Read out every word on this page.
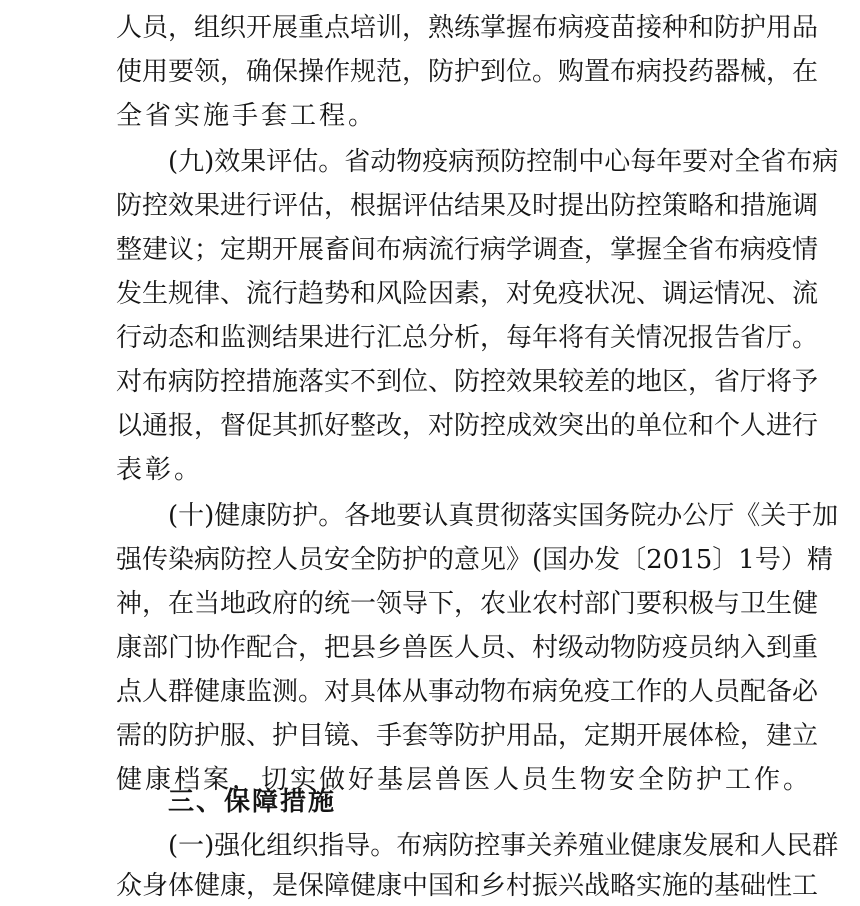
人员，组织开展重点培训，熟练掌握布病疫苗接种和防护用品
使用要领，确保操作规范，防护到位。购置布病投药器械，在
全省实施手套工程。
(九)效果评估。省动物疫病预防控制中心每年要对全省布病
防控效果进行评估，根据评估结果及时提出防控策略和措施调
整建议；定期开展畜间布病流行病学调查，掌握全省布病疫情
发生规律、流行趋势和风险因素，对免疫状况、调运情况、流
行动态和监测结果进行汇总分析，每年将有关情况报告省厅。
对布病防控措施落实不到位、防控效果较差的地区，省厅将予
以通报，督促其抓好整改，对防控成效突出的单位和个人进行
表彰。
(十)健康防护。各地要认真贯彻落实国务院办公厅《关于加
强传染病防控人员安全防护的意见》(国办发〔2015〕1号）精
神，在当地政府的统一领导下，农业农村部门要积极与卫生健
康部门协作配合，把县乡兽医人员、村级动物防疫员纳入到重
点人群健康监测。对具体从事动物布病免疫工作的人员配备必
需的防护服、护目镜、手套等防护用品，定期开展体检，建立
健康档案，切实做好基层兽医人员生物安全防护工作。
三、保障措施
(一)强化组织指导。布病防控事关养殖业健康发展和人民群
众身体健康，是保障健康中国和乡村振兴战略实施的基础性工
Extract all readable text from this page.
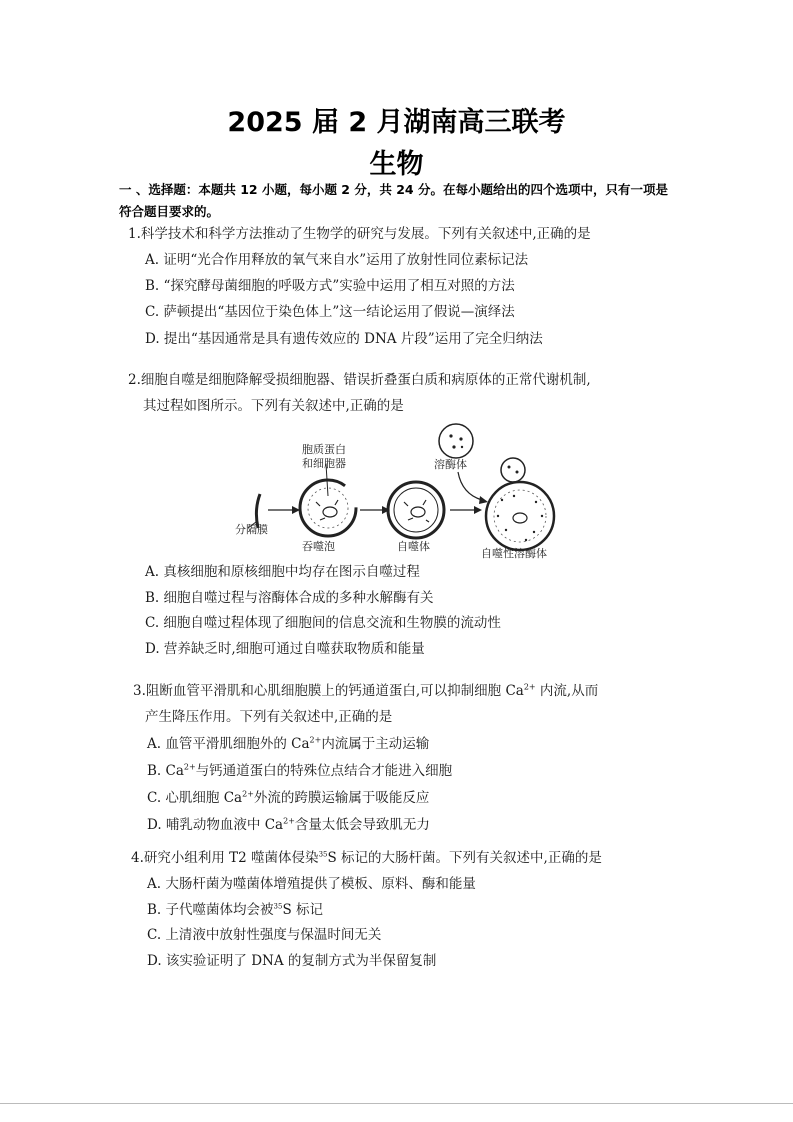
2025 届 2 月湖南高三联考
生物
一 、选择题：本题共 12 小题，每小题 2 分，共 24 分。在每小题给出的四个选项中，只有一项是符合题目要求的。
1.科学技术和科学方法推动了生物学的研究与发展。下列有关叙述中,正确的是
A. 证明“光合作用释放的氧气来自水”运用了放射性同位素标记法
B. “探究酵母菌细胞的呼吸方式”实验中运用了相互对照的方法
C. 萨顿提出“基因位于染色体上”这一结论运用了假说—演绎法
D. 提出“基因通常是具有遗传效应的 DNA 片段”运用了完全归纳法
2.细胞自噬是细胞降解受损细胞器、错误折叠蛋白质和病原体的正常代谢机制,
其过程如图所示。下列有关叙述中,正确的是
分隔膜
胞质蛋白
和细胞器
吞噬泡	自噬体
溶酶体
自噬性溶酶体
A. 真核细胞和原核细胞中均存在图示自噬过程
B. 细胞自噬过程与溶酶体合成的多种水解酶有关
C. 细胞自噬过程体现了细胞间的信息交流和生物膜的流动性
D. 营养缺乏时,细胞可通过自噬获取物质和能量
3.阻断血管平滑肌和心肌细胞膜上的钙通道蛋白,可以抑制细胞 $Ca^{2+}$ 内流,从而
产生降压作用。下列有关叙述中,正确的是
A. 血管平滑肌细胞外的 $Ca^{2+}$内流属于主动运输
B. $Ca^{2+}$与钙通道蛋白的特殊位点结合才能进入细胞
C. 心肌细胞 $Ca^{2+}$外流的跨膜运输属于吸能反应
D. 哺乳动物血液中 $Ca^{2+}$含量太低会导致肌无力
4.研究小组利用 T2 噬菌体侵染$^{35}$S 标记的大肠杆菌。下列有关叙述中,正确的是
A. 大肠杆菌为噬菌体增殖提供了模板、原料、酶和能量
B. 子代噬菌体均会被$^{35}$S 标记
C. 上清液中放射性强度与保温时间无关
D. 该实验证明了 DNA 的复制方式为半保留复制
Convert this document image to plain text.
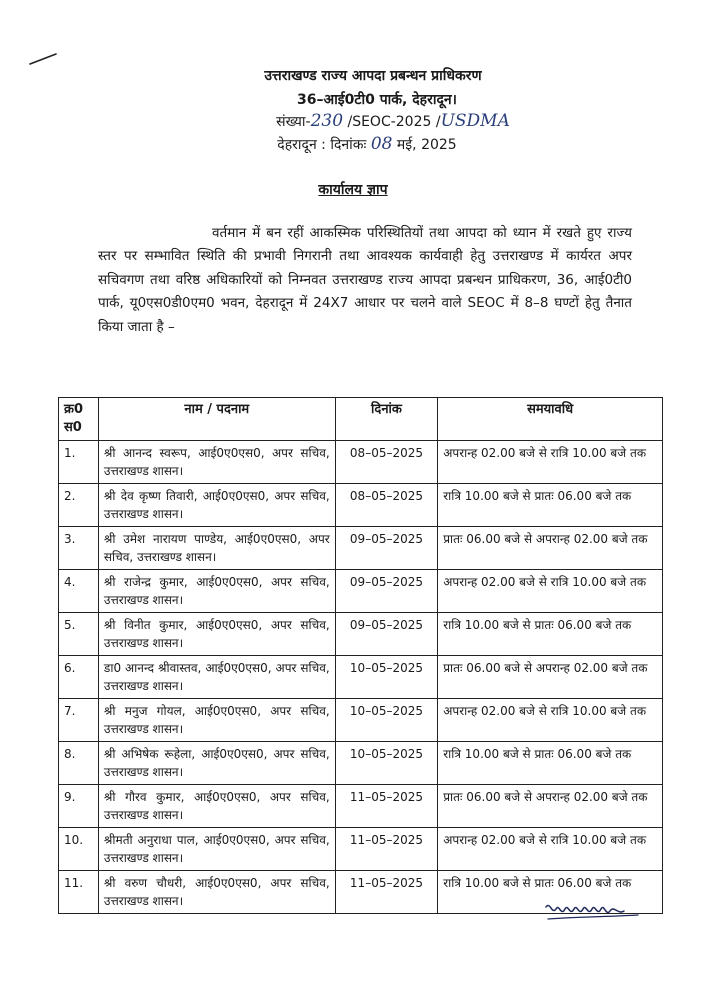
उत्तराखण्ड राज्य आपदा प्रबन्धन प्राधिकरण
36–आई0टी0 पार्क, देहरादून।
संख्या-230 /SEOC-2025 /USDMA
देहरादून : दिनांकः 08 मई, 2025
कार्यालय ज्ञाप
वर्तमान में बन रहीं आकस्मिक परिस्थितियों तथा आपदा को ध्यान में रखते हुए राज्य स्तर पर सम्भावित स्थिति की प्रभावी निगरानी तथा आवश्यक कार्यवाही हेतु उत्तराखण्ड में कार्यरत अपर सचिवगण तथा वरिष्ठ अधिकारियों को निम्नवत उत्तराखण्ड राज्य आपदा प्रबन्धन प्राधिकरण, 36, आई0टी0 पार्क, यू0एस0डी0एम0 भवन, देहरादून में 24X7 आधार पर चलने वाले SEOC में 8–8 घण्टों हेतु तैनात किया जाता है –
क्र0 स0	नाम / पदनाम	दिनांक	समयावधि
1.	श्री आनन्द स्वरूप, आई0ए0एस0, अपर सचिव, उत्तराखण्ड शासन।	08–05–2025	अपरान्ह 02.00 बजे से रात्रि 10.00 बजे तक
2.	श्री देव कृष्ण तिवारी, आई0ए0एस0, अपर सचिव, उत्तराखण्ड शासन।	08–05–2025	रात्रि 10.00 बजे से प्रातः 06.00 बजे तक
3.	श्री उमेश नारायण पाण्डेय, आई0ए0एस0, अपर सचिव, उत्तराखण्ड शासन।	09–05–2025	प्रातः 06.00 बजे से अपरान्ह 02.00 बजे तक
4.	श्री राजेन्द्र कुमार, आई0ए0एस0, अपर सचिव, उत्तराखण्ड शासन।	09–05–2025	अपरान्ह 02.00 बजे से रात्रि 10.00 बजे तक
5.	श्री विनीत कुमार, आई0ए0एस0, अपर सचिव, उत्तराखण्ड शासन।	09–05–2025	रात्रि 10.00 बजे से प्रातः 06.00 बजे तक
6.	डा0 आनन्द श्रीवास्तव, आई0ए0एस0, अपर सचिव, उत्तराखण्ड शासन।	10–05–2025	प्रातः 06.00 बजे से अपरान्ह 02.00 बजे तक
7.	श्री मनुज गोयल, आई0ए0एस0, अपर सचिव, उत्तराखण्ड शासन।	10–05–2025	अपरान्ह 02.00 बजे से रात्रि 10.00 बजे तक
8.	श्री अभिषेक रूहेला, आई0ए0एस0, अपर सचिव, उत्तराखण्ड शासन।	10–05–2025	रात्रि 10.00 बजे से प्रातः 06.00 बजे तक
9.	श्री गौरव कुमार, आई0ए0एस0, अपर सचिव, उत्तराखण्ड शासन।	11–05–2025	प्रातः 06.00 बजे से अपरान्ह 02.00 बजे तक
10.	श्रीमती अनुराधा पाल, आई0ए0एस0, अपर सचिव, उत्तराखण्ड शासन।	11–05–2025	अपरान्ह 02.00 बजे से रात्रि 10.00 बजे तक
11.	श्री वरुण चौधरी, आई0ए0एस0, अपर सचिव, उत्तराखण्ड शासन।	11–05–2025	रात्रि 10.00 बजे से प्रातः 06.00 बजे तक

────────────────

_WRITTEN PROBLEM_.
Print each line of the material above exactly, with the pictures removed from your copy.

_ANSWER TO THIS EXERCISE_.
Read out every word on this page.
人员，组织开展重点培训，熟练掌握布病疫苗接种和防护用品
使用要领，确保操作规范，防护到位。购置布病投药器械，在
全省实施手套工程。
(九)效果评估。省动物疫病预防控制中心每年要对全省布病
防控效果进行评估，根据评估结果及时提出防控策略和措施调
整建议；定期开展畜间布病流行病学调查，掌握全省布病疫情
发生规律、流行趋势和风险因素，对免疫状况、调运情况、流
行动态和监测结果进行汇总分析，每年将有关情况报告省厅。
对布病防控措施落实不到位、防控效果较差的地区，省厅将予
以通报，督促其抓好整改，对防控成效突出的单位和个人进行
表彰。
(十)健康防护。各地要认真贯彻落实国务院办公厅《关于加
强传染病防控人员安全防护的意见》(国办发〔2015〕1号）精
神，在当地政府的统一领导下，农业农村部门要积极与卫生健
康部门协作配合，把县乡兽医人员、村级动物防疫员纳入到重
点人群健康监测。对具体从事动物布病免疫工作的人员配备必
需的防护服、护目镜、手套等防护用品，定期开展体检，建立
健康档案，切实做好基层兽医人员生物安全防护工作。
三、保障措施
(一)强化组织指导。布病防控事关养殖业健康发展和人民群
众身体健康，是保障健康中国和乡村振兴战略实施的基础性工
Extract all readable text from this page.
2025 届 2 月湖南高三联考
生物
一 、选择题：本题共 12 小题，每小题 2 分，共 24 分。在每小题给出的四个选项中，只有一项是符合题目要求的。
1.科学技术和科学方法推动了生物学的研究与发展。下列有关叙述中,正确的是
A. 证明“光合作用释放的氧气来自水”运用了放射性同位素标记法
B. “探究酵母菌细胞的呼吸方式”实验中运用了相互对照的方法
C. 萨顿提出“基因位于染色体上”这一结论运用了假说—演绎法
D. 提出“基因通常是具有遗传效应的 DNA 片段”运用了完全归纳法
2.细胞自噬是细胞降解受损细胞器、错误折叠蛋白质和病原体的正常代谢机制,
其过程如图所示。下列有关叙述中,正确的是
分隔膜
胞质蛋白
和细胞器
吞噬泡	自噬体
溶酶体
自噬性溶酶体
A. 真核细胞和原核细胞中均存在图示自噬过程
B. 细胞自噬过程与溶酶体合成的多种水解酶有关
C. 细胞自噬过程体现了细胞间的信息交流和生物膜的流动性
D. 营养缺乏时,细胞可通过自噬获取物质和能量
3.阻断血管平滑肌和心肌细胞膜上的钙通道蛋白,可以抑制细胞 $Ca^{2+}$ 内流,从而
产生降压作用。下列有关叙述中,正确的是
A. 血管平滑肌细胞外的 $Ca^{2+}$内流属于主动运输
B. $Ca^{2+}$与钙通道蛋白的特殊位点结合才能进入细胞
C. 心肌细胞 $Ca^{2+}$外流的跨膜运输属于吸能反应
D. 哺乳动物血液中 $Ca^{2+}$含量太低会导致肌无力
4.研究小组利用 T2 噬菌体侵染$^{35}$S 标记的大肠杆菌。下列有关叙述中,正确的是
A. 大肠杆菌为噬菌体增殖提供了模板、原料、酶和能量
B. 子代噬菌体均会被$^{35}$S 标记
C. 上清液中放射性强度与保温时间无关
D. 该实验证明了 DNA 的复制方式为半保留复制
Convert this document image to plain text.
उत्तराखण्ड राज्य आपदा प्रबन्धन प्राधिकरण
36–आई0टी0 पार्क, देहरादून।
संख्या-230 /SEOC-2025 /USDMA
देहरादून : दिनांकः 08 मई, 2025
कार्यालय ज्ञाप
वर्तमान में बन रहीं आकस्मिक परिस्थितियों तथा आपदा को ध्यान में रखते हुए राज्य स्तर पर सम्भावित स्थिति की प्रभावी निगरानी तथा आवश्यक कार्यवाही हेतु उत्तराखण्ड में कार्यरत अपर सचिवगण तथा वरिष्ठ अधिकारियों को निम्नवत उत्तराखण्ड राज्य आपदा प्रबन्धन प्राधिकरण, 36, आई0टी0 पार्क, यू0एस0डी0एम0 भवन, देहरादून में 24X7 आधार पर चलने वाले SEOC में 8–8 घण्टों हेतु तैनात किया जाता है –
क्र0 स0	नाम / पदनाम	दिनांक	समयावधि
1.	श्री आनन्द स्वरूप, आई0ए0एस0, अपर सचिव, उत्तराखण्ड शासन।	08–05–2025	अपरान्ह 02.00 बजे से रात्रि 10.00 बजे तक
2.	श्री देव कृष्ण तिवारी, आई0ए0एस0, अपर सचिव, उत्तराखण्ड शासन।	08–05–2025	रात्रि 10.00 बजे से प्रातः 06.00 बजे तक
3.	श्री उमेश नारायण पाण्डेय, आई0ए0एस0, अपर सचिव, उत्तराखण्ड शासन।	09–05–2025	प्रातः 06.00 बजे से अपरान्ह 02.00 बजे तक
4.	श्री राजेन्द्र कुमार, आई0ए0एस0, अपर सचिव, उत्तराखण्ड शासन।	09–05–2025	अपरान्ह 02.00 बजे से रात्रि 10.00 बजे तक
5.	श्री विनीत कुमार, आई0ए0एस0, अपर सचिव, उत्तराखण्ड शासन।	09–05–2025	रात्रि 10.00 बजे से प्रातः 06.00 बजे तक
6.	डा0 आनन्द श्रीवास्तव, आई0ए0एस0, अपर सचिव, उत्तराखण्ड शासन।	10–05–2025	प्रातः 06.00 बजे से अपरान्ह 02.00 बजे तक
7.	श्री मनुज गोयल, आई0ए0एस0, अपर सचिव, उत्तराखण्ड शासन।	10–05–2025	अपरान्ह 02.00 बजे से रात्रि 10.00 बजे तक
8.	श्री अभिषेक रूहेला, आई0ए0एस0, अपर सचिव, उत्तराखण्ड शासन।	10–05–2025	रात्रि 10.00 बजे से प्रातः 06.00 बजे तक
9.	श्री गौरव कुमार, आई0ए0एस0, अपर सचिव, उत्तराखण्ड शासन।	11–05–2025	प्रातः 06.00 बजे से अपरान्ह 02.00 बजे तक
10.	श्रीमती अनुराधा पाल, आई0ए0एस0, अपर सचिव, उत्तराखण्ड शासन।	11–05–2025	अपरान्ह 02.00 बजे से रात्रि 10.00 बजे तक
11.	श्री वरुण चौधरी, आई0ए0एस0, अपर सचिव, उत्तराखण्ड शासन।	11–05–2025	रात्रि 10.00 बजे से प्रातः 06.00 बजे तक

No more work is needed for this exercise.